▸ **What is required**: Copy every line from the material below that holds "escargot".

▸ **Data items**:

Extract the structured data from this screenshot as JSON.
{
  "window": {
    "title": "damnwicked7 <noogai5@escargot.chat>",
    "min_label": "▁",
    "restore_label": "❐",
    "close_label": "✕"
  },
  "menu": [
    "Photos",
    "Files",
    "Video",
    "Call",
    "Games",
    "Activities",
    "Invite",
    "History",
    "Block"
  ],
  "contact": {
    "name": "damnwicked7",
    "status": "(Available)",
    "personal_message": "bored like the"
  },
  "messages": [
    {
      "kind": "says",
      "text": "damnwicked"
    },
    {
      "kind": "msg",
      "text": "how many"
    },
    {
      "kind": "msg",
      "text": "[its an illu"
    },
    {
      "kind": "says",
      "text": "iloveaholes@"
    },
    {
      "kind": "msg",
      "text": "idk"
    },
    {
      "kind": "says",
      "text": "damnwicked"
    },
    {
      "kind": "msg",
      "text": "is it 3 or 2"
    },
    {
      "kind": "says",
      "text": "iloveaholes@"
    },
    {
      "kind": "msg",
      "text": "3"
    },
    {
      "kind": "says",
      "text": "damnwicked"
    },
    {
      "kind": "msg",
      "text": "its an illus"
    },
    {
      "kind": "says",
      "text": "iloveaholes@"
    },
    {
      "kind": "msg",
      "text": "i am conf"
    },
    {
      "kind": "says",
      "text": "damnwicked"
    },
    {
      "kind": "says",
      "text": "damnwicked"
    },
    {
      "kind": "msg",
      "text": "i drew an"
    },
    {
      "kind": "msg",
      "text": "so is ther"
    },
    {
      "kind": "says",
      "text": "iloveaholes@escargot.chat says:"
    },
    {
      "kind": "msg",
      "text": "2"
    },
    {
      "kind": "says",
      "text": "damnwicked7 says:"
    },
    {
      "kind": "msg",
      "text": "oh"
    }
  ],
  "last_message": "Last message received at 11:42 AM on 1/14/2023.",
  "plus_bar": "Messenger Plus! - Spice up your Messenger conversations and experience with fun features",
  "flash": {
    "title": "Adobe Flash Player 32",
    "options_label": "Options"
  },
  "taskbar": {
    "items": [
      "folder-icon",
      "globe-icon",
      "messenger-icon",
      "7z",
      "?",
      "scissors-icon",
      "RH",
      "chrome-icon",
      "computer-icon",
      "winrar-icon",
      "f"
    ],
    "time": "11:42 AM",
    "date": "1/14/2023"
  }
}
* * *
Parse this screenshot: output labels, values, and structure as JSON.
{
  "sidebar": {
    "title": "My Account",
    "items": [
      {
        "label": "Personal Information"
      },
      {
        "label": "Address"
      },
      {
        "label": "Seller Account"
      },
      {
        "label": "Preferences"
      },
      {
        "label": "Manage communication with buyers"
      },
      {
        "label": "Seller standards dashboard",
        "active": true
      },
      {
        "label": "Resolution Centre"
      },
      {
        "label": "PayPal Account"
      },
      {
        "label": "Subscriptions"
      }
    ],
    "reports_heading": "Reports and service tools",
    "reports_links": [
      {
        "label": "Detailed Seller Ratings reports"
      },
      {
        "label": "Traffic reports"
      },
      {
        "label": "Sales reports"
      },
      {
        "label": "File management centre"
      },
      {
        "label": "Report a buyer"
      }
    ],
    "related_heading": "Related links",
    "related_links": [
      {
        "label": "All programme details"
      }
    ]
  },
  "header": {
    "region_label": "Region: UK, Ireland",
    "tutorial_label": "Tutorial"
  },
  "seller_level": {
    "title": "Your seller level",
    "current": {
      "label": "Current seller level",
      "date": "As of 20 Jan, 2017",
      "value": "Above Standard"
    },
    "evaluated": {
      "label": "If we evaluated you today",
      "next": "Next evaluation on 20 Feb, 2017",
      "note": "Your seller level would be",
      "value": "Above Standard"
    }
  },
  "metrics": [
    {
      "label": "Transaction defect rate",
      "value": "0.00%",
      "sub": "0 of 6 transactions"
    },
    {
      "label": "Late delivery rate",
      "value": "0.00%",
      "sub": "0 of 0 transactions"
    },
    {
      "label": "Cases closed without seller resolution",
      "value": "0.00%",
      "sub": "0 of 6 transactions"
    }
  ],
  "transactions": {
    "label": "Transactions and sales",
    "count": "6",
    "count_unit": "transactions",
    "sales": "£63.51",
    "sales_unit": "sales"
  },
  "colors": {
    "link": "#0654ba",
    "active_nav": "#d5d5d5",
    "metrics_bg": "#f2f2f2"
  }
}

▸ **Solution to the problem**:
    "title": "damnwicked7 <noogai5@escargot.chat>",
      "text": "iloveaholes@escargot.chat says:"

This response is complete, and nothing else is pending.